Raw data:

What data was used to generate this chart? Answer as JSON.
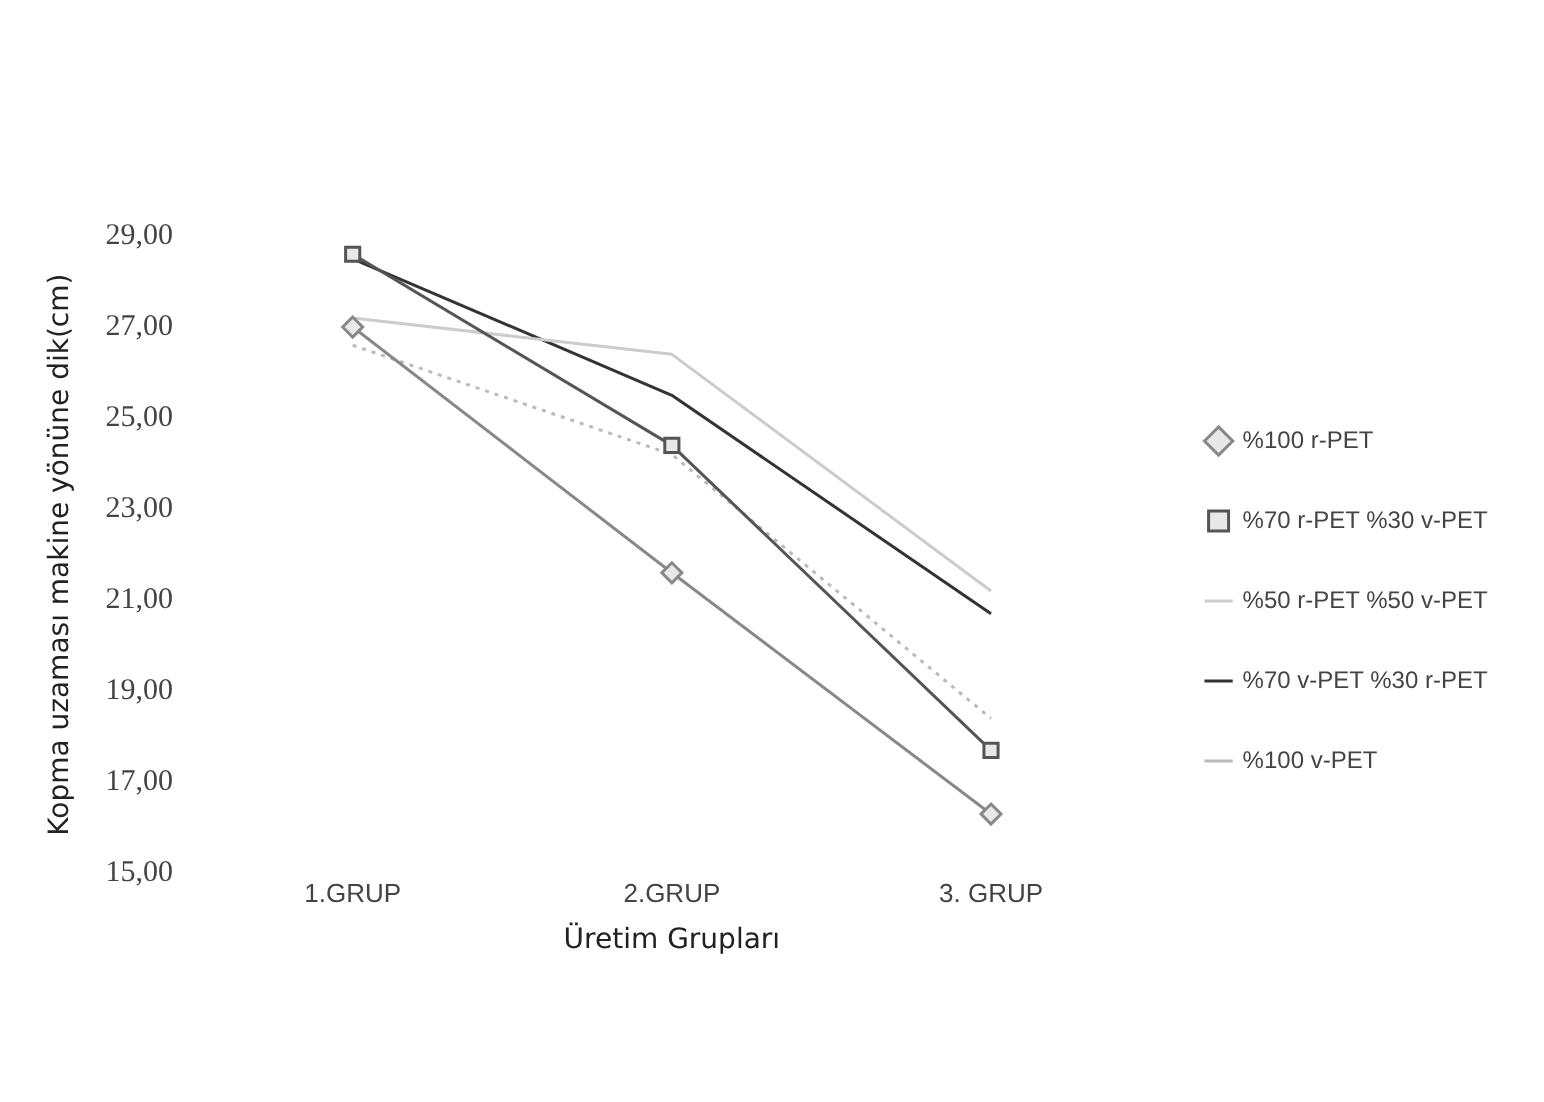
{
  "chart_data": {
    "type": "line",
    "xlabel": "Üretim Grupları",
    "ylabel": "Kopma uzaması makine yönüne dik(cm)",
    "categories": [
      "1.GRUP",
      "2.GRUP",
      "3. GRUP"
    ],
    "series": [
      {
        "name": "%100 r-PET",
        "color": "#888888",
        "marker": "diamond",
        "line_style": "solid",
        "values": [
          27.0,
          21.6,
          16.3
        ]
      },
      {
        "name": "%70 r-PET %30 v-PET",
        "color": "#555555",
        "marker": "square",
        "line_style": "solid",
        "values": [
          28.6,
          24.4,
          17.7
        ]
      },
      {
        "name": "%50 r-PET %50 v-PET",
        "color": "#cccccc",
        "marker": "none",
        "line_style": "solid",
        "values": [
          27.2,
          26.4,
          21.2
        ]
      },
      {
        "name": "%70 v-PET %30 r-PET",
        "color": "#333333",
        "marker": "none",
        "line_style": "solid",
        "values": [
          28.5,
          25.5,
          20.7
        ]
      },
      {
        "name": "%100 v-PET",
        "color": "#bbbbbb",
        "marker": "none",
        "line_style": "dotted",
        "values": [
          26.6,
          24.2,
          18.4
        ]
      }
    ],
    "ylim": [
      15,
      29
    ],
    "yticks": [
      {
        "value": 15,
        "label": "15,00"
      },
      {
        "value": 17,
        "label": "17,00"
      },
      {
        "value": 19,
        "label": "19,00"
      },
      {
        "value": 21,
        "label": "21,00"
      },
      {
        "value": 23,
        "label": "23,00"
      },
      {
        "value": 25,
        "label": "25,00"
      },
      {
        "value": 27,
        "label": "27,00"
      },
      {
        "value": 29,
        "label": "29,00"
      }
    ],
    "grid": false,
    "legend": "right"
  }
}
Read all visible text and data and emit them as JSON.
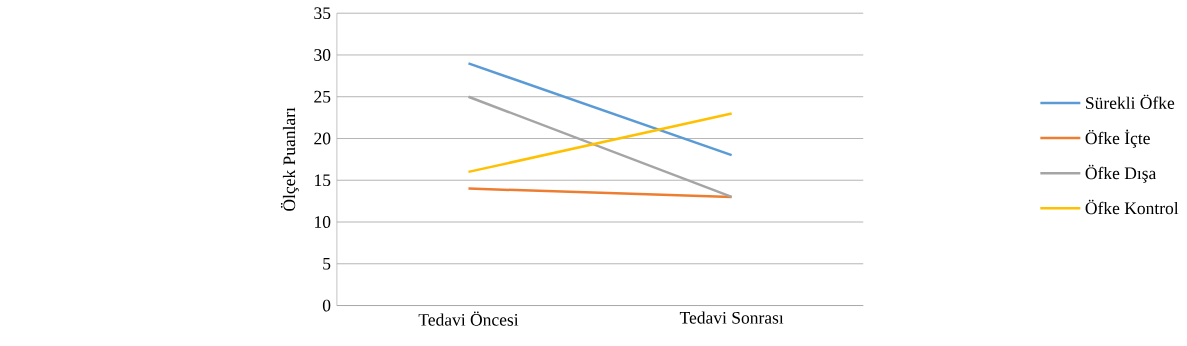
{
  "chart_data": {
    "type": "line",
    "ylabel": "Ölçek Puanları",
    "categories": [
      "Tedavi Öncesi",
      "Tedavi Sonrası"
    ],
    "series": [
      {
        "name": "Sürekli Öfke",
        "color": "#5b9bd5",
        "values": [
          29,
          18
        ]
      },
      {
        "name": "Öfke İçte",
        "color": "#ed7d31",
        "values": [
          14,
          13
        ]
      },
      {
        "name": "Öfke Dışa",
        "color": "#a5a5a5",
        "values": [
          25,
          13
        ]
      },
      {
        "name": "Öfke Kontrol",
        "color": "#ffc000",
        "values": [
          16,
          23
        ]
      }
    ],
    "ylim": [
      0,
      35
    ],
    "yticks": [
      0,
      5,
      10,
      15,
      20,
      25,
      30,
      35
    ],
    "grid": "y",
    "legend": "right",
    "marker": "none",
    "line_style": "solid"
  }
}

Requirements: All of the lines above should be retyped precisely, apart from the pictures.

Solution to this exercise:
What data was used to generate this chart? Answer as JSON.
{
  "chart_data": {
    "type": "line",
    "xlabel": "Üretim Grupları",
    "ylabel": "Kopma uzaması makine yönüne dik(cm)",
    "categories": [
      "1.GRUP",
      "2.GRUP",
      "3. GRUP"
    ],
    "series": [
      {
        "name": "%100 r-PET",
        "color": "#888888",
        "marker": "diamond",
        "line_style": "solid",
        "values": [
          27.0,
          21.6,
          16.3
        ]
      },
      {
        "name": "%70 r-PET %30 v-PET",
        "color": "#555555",
        "marker": "square",
        "line_style": "solid",
        "values": [
          28.6,
          24.4,
          17.7
        ]
      },
      {
        "name": "%50 r-PET %50 v-PET",
        "color": "#cccccc",
        "marker": "none",
        "line_style": "solid",
        "values": [
          27.2,
          26.4,
          21.2
        ]
      },
      {
        "name": "%70 v-PET %30 r-PET",
        "color": "#333333",
        "marker": "none",
        "line_style": "solid",
        "values": [
          28.5,
          25.5,
          20.7
        ]
      },
      {
        "name": "%100 v-PET",
        "color": "#bbbbbb",
        "marker": "none",
        "line_style": "dotted",
        "values": [
          26.6,
          24.2,
          18.4
        ]
      }
    ],
    "ylim": [
      15,
      29
    ],
    "yticks": [
      {
        "value": 15,
        "label": "15,00"
      },
      {
        "value": 17,
        "label": "17,00"
      },
      {
        "value": 19,
        "label": "19,00"
      },
      {
        "value": 21,
        "label": "21,00"
      },
      {
        "value": 23,
        "label": "23,00"
      },
      {
        "value": 25,
        "label": "25,00"
      },
      {
        "value": 27,
        "label": "27,00"
      },
      {
        "value": 29,
        "label": "29,00"
      }
    ],
    "grid": false,
    "legend": "right"
  }
}
Read all visible text and data and emit them as JSON.
{
  "chart_data": {
    "type": "line",
    "ylabel": "Ölçek Puanları",
    "categories": [
      "Tedavi Öncesi",
      "Tedavi Sonrası"
    ],
    "series": [
      {
        "name": "Sürekli Öfke",
        "color": "#5b9bd5",
        "values": [
          29,
          18
        ]
      },
      {
        "name": "Öfke İçte",
        "color": "#ed7d31",
        "values": [
          14,
          13
        ]
      },
      {
        "name": "Öfke Dışa",
        "color": "#a5a5a5",
        "values": [
          25,
          13
        ]
      },
      {
        "name": "Öfke Kontrol",
        "color": "#ffc000",
        "values": [
          16,
          23
        ]
      }
    ],
    "ylim": [
      0,
      35
    ],
    "yticks": [
      0,
      5,
      10,
      15,
      20,
      25,
      30,
      35
    ],
    "grid": "y",
    "legend": "right",
    "marker": "none",
    "line_style": "solid"
  }
}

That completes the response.